Repeat the passage from the text on the reception of Spain in Our Hearts, starting at "Spain in Our" and ending at "it was well-researched.".

■ Excerpt to read

#####

Spain in Our Hearts received many positive reviews for its "exceptional" and "moving" narrative, particularly its prose that historian Michael Kazin described in The New York Times as "consistently vivid yet emotionally restrained." In a lukewarm review, Harper's Magazines William Deresiewicz was critical of the book for not providing sufficient background and context to the war, citing its "rush narrative" that left many questions unanswered. Rich Benjamin, writing for The Guardian, felt that while the book sheds little new information about the war, overall, Hochschild provides new insight into the conflict through his gifted storytelling, deep knowledge of military history and "beautiful sense of private hurt." Other reviewers enjoyed the pace of the book and felt that it was well-researched.

#####

■ Document layout analysis data
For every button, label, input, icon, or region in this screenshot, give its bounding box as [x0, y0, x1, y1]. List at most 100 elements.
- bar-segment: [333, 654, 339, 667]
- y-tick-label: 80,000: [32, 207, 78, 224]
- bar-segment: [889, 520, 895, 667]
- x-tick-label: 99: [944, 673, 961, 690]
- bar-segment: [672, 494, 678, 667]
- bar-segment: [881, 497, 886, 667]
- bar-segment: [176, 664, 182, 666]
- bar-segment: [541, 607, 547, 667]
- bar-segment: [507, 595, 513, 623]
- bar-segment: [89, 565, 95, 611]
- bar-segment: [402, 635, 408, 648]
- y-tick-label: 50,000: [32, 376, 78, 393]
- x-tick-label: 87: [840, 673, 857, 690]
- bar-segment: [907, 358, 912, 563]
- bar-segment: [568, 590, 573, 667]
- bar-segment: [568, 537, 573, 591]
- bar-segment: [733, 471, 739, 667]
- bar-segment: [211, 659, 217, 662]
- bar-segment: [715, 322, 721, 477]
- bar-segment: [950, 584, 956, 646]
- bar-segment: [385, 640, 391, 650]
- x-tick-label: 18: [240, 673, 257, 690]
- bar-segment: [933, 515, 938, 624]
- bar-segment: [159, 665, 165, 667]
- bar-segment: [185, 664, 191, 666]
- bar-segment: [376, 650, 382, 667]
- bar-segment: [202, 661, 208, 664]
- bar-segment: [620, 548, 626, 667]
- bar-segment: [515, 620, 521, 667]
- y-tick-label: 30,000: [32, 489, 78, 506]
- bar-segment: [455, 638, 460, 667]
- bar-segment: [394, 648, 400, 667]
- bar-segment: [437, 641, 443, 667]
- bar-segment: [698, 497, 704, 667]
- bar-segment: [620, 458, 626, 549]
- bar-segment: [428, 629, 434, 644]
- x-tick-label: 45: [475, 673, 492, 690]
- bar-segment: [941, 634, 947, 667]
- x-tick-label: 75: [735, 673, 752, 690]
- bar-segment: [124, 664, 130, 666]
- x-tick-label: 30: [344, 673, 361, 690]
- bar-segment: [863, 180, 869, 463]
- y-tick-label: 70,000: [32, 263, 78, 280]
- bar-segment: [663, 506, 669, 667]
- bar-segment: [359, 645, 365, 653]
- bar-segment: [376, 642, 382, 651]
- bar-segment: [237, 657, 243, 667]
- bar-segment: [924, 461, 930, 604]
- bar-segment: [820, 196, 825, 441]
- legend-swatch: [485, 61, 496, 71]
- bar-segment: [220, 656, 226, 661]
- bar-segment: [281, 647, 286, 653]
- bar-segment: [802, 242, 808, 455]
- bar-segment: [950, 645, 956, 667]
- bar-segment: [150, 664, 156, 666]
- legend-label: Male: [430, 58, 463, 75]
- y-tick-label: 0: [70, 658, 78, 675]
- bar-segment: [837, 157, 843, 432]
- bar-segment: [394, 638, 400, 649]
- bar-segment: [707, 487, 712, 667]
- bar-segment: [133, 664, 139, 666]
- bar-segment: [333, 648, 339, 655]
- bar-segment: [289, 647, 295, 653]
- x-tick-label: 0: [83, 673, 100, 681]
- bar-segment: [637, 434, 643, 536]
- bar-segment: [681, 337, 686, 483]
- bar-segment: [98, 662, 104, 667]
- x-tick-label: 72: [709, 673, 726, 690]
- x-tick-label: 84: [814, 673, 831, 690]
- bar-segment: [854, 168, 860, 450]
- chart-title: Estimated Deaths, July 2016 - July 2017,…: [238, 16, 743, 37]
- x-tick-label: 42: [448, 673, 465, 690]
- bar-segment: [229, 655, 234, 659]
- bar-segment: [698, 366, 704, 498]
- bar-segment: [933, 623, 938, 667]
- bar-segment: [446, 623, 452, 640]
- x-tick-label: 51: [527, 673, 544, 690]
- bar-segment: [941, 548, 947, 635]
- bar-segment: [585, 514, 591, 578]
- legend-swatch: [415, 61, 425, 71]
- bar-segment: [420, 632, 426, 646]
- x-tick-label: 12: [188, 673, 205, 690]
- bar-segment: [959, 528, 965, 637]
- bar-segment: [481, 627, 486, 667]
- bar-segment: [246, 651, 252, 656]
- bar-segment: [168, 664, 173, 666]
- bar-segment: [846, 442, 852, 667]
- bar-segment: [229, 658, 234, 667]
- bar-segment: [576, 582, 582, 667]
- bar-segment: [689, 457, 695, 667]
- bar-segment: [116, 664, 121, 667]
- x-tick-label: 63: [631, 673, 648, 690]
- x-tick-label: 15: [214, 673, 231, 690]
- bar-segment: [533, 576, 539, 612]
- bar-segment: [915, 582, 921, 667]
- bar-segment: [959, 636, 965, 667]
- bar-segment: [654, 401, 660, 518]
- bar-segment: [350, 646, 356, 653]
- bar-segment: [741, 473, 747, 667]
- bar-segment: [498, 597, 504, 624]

#####

■ Exercise response
Spain in Our Hearts received many positive reviews for its "exceptional" and "moving" narrative, particularly its prose that historian Michael Kazin described in The New York Times as "consistently vivid yet emotionally restrained." In a lukewarm review, Harper's Magazines William Deresiewicz was critical of the book for not providing sufficient background and context to the war, citing its "rush narrative" that left many questions unanswered. Rich Benjamin, writing for The Guardian, felt that while the book sheds little new information about the war, overall, Hochschild provides new insight into the conflict through his gifted storytelling, deep knowledge of military history and "beautiful sense of private hurt." Other reviewers enjoyed the pace of the book and felt that it was well-researched.